Count lines with the string "Importance" in them. State the number alone.

Records from a collection of figures:

——————

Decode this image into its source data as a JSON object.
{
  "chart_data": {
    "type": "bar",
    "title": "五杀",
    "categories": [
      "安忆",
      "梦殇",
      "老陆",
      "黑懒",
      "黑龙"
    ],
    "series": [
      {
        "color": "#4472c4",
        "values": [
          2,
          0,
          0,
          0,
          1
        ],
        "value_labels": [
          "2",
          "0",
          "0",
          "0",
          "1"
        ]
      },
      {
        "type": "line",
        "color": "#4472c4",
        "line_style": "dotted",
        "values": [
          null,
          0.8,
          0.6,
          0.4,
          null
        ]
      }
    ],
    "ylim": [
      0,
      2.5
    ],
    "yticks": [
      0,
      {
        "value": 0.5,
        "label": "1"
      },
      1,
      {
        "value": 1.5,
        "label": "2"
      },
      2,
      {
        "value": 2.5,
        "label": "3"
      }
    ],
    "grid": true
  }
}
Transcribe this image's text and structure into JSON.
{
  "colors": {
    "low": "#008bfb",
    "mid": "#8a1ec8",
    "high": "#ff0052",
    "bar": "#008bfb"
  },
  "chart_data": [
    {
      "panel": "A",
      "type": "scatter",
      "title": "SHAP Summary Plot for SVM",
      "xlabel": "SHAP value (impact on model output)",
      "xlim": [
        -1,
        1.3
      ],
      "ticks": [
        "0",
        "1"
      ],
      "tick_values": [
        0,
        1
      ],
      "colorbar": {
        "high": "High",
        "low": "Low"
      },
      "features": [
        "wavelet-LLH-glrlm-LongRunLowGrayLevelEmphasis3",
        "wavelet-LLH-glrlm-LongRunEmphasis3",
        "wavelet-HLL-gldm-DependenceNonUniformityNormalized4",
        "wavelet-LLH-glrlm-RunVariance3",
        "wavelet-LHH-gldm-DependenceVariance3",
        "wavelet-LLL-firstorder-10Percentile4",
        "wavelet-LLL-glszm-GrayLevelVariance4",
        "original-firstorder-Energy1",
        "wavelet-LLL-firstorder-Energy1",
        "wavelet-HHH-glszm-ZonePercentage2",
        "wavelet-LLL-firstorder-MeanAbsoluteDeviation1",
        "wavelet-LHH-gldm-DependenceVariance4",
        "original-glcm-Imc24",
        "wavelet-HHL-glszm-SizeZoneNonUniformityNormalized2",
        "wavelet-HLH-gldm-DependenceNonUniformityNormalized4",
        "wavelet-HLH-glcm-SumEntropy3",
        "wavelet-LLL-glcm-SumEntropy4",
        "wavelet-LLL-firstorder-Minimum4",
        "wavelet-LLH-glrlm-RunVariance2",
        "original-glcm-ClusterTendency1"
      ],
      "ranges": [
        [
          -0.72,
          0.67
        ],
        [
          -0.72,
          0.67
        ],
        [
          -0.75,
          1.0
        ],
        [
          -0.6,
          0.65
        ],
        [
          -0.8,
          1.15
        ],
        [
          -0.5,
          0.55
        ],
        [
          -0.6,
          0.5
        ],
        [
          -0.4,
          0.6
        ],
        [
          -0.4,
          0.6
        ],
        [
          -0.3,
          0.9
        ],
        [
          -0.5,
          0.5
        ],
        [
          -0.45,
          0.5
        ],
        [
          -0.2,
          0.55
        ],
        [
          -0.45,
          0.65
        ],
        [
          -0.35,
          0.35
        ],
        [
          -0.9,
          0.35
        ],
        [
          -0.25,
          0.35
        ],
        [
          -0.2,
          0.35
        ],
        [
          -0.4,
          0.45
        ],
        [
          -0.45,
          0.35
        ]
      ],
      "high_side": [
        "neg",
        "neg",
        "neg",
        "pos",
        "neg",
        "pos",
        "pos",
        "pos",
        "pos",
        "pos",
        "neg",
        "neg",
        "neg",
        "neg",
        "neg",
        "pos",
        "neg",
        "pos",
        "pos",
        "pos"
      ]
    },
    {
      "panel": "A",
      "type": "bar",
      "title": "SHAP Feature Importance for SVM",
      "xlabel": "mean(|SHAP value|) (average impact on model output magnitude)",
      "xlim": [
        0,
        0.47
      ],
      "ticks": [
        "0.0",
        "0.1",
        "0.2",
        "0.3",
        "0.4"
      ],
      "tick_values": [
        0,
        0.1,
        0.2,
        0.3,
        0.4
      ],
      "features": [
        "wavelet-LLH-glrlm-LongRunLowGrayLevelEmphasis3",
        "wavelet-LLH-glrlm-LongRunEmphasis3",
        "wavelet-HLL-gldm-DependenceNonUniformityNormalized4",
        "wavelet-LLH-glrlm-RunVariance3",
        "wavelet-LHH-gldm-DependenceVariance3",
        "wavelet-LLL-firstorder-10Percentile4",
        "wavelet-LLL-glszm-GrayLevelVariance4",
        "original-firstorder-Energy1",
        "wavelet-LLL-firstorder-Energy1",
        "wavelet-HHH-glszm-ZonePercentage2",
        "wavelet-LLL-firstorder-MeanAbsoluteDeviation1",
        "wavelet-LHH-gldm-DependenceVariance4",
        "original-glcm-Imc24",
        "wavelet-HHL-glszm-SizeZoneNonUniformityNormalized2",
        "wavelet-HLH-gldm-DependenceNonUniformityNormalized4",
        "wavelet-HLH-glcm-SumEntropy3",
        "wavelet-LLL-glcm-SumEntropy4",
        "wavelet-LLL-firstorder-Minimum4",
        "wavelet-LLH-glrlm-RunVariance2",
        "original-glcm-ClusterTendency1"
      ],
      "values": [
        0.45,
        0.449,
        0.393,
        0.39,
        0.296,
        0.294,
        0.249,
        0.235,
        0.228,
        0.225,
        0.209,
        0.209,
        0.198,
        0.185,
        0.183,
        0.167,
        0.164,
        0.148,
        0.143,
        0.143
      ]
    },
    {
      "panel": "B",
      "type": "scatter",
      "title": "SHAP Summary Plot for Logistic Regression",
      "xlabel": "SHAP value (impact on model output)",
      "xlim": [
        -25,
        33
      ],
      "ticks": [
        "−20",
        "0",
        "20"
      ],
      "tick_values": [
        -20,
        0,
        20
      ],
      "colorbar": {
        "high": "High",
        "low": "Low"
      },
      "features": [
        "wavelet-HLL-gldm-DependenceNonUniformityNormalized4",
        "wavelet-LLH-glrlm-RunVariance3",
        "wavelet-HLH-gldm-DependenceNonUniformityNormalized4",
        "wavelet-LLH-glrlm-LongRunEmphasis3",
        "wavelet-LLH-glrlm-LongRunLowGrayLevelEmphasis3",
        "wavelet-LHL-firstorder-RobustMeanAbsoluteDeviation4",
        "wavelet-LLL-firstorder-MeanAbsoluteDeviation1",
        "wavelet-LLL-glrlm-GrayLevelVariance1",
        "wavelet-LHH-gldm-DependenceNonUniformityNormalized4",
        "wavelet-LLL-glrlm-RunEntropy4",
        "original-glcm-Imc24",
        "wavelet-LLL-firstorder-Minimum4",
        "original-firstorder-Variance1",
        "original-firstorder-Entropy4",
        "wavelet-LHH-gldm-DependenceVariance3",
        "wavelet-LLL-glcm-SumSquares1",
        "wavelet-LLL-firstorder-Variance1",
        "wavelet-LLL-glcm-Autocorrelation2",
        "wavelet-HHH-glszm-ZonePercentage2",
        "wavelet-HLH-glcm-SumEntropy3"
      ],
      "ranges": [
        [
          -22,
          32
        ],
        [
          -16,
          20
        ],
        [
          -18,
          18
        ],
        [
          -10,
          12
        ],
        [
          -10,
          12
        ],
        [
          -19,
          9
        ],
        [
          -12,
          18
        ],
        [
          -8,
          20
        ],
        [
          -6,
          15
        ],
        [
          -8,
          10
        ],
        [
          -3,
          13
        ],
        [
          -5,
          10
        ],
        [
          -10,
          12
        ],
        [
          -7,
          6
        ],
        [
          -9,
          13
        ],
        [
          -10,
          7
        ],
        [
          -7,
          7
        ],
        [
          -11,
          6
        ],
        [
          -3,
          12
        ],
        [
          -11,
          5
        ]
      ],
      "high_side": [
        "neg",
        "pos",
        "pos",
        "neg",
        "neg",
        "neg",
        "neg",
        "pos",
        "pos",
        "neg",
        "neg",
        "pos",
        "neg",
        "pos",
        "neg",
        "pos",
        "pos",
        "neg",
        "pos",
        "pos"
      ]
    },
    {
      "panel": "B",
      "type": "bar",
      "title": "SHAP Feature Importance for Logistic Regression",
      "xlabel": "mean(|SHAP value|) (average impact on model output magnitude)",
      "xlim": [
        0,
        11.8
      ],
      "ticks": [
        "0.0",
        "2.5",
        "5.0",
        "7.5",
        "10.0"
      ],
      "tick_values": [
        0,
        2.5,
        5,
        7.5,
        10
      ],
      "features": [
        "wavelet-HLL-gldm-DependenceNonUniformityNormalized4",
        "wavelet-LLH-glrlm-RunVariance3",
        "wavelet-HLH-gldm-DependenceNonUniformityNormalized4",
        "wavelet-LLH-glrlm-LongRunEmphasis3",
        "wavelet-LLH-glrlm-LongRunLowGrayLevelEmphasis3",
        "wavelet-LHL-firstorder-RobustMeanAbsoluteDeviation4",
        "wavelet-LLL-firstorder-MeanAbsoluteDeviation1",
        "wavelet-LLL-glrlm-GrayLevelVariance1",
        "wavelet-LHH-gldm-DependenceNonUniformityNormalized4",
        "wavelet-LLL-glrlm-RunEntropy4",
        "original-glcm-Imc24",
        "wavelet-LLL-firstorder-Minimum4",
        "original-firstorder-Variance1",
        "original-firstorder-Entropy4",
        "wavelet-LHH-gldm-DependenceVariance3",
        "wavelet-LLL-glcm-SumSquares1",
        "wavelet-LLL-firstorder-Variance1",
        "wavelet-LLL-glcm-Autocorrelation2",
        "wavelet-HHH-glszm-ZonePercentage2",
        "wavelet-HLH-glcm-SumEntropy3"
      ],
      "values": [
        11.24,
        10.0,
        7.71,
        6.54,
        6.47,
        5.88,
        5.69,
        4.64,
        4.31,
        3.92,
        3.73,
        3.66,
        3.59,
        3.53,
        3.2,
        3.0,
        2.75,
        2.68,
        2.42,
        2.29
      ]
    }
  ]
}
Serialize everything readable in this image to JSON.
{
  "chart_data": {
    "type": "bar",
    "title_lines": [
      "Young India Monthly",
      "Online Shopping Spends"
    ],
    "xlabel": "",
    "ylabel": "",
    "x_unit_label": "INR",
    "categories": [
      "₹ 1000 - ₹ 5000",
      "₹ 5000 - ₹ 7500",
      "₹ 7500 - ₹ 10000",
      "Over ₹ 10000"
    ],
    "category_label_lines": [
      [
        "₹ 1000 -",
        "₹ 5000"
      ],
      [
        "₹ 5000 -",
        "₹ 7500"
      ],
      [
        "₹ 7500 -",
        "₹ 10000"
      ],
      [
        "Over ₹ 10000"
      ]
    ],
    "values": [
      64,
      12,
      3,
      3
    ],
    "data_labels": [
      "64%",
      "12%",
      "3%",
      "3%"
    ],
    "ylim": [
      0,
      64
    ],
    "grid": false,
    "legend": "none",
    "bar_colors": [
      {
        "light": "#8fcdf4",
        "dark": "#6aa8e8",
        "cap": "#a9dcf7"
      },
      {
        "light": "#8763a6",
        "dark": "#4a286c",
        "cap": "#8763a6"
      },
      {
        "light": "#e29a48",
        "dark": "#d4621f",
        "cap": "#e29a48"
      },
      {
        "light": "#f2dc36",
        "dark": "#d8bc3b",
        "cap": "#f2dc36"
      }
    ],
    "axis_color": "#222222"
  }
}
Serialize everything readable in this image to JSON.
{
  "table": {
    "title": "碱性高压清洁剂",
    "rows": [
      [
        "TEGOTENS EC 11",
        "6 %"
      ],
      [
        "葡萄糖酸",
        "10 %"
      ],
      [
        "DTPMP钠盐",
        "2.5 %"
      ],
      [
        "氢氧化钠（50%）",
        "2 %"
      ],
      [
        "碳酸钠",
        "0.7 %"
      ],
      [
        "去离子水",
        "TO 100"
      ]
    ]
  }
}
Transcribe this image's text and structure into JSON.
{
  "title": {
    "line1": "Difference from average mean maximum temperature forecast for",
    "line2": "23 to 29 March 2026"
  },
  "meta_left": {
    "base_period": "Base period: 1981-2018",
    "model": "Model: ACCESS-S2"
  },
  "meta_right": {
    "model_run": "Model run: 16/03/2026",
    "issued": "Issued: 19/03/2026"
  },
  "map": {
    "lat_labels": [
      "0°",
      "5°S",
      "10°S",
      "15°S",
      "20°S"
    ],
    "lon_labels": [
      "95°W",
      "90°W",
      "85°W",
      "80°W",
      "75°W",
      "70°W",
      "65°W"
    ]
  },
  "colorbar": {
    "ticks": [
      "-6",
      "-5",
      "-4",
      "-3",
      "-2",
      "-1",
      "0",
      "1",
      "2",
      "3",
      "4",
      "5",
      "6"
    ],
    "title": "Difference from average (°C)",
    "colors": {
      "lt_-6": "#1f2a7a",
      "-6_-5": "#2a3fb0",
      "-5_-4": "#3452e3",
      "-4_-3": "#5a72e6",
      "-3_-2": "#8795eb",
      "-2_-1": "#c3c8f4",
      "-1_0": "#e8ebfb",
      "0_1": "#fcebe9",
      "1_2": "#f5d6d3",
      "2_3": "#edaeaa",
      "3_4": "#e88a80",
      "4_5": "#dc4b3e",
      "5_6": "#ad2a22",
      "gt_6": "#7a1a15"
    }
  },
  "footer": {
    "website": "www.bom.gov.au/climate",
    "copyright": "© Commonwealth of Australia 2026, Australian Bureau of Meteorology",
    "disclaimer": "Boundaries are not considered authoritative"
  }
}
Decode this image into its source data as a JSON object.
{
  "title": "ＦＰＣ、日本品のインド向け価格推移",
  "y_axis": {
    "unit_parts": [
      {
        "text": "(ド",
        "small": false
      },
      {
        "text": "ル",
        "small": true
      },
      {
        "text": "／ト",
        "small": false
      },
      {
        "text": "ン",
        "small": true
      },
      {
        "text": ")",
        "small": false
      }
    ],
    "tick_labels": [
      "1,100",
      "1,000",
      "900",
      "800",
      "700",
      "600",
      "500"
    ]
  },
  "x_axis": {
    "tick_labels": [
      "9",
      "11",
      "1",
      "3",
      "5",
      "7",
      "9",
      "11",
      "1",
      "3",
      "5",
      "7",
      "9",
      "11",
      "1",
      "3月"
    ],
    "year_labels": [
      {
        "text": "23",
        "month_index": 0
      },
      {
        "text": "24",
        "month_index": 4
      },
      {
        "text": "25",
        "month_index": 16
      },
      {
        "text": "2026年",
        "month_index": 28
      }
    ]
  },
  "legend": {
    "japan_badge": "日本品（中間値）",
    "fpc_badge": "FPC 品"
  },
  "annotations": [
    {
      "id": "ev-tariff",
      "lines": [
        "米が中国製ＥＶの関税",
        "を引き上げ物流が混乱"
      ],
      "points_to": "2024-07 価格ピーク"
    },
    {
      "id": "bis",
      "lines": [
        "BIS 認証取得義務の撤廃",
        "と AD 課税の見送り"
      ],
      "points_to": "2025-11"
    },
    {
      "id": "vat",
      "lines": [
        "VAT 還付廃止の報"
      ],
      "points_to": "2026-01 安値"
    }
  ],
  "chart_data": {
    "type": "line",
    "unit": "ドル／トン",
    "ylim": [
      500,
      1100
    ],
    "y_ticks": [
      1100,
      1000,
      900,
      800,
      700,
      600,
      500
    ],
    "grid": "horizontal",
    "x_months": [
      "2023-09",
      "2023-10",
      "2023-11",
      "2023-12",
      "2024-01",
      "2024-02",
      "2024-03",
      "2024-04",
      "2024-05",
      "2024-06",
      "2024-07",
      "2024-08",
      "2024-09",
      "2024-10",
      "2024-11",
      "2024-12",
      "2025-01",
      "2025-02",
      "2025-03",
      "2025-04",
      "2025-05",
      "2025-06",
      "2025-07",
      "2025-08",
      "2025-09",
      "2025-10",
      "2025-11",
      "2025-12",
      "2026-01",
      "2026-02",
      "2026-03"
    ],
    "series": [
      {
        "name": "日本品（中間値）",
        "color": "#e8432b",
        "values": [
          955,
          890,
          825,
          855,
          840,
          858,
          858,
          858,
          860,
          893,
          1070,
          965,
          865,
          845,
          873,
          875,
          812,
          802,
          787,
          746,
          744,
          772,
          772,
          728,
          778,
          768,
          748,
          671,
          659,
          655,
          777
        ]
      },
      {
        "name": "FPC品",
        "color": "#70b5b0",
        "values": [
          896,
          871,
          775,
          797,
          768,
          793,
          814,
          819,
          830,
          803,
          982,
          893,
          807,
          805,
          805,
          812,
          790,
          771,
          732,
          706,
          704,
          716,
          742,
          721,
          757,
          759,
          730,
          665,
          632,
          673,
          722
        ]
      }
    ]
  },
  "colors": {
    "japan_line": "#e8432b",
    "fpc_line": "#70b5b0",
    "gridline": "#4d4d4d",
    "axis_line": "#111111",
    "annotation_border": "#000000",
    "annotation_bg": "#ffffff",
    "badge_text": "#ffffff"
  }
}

——————

## Output below
2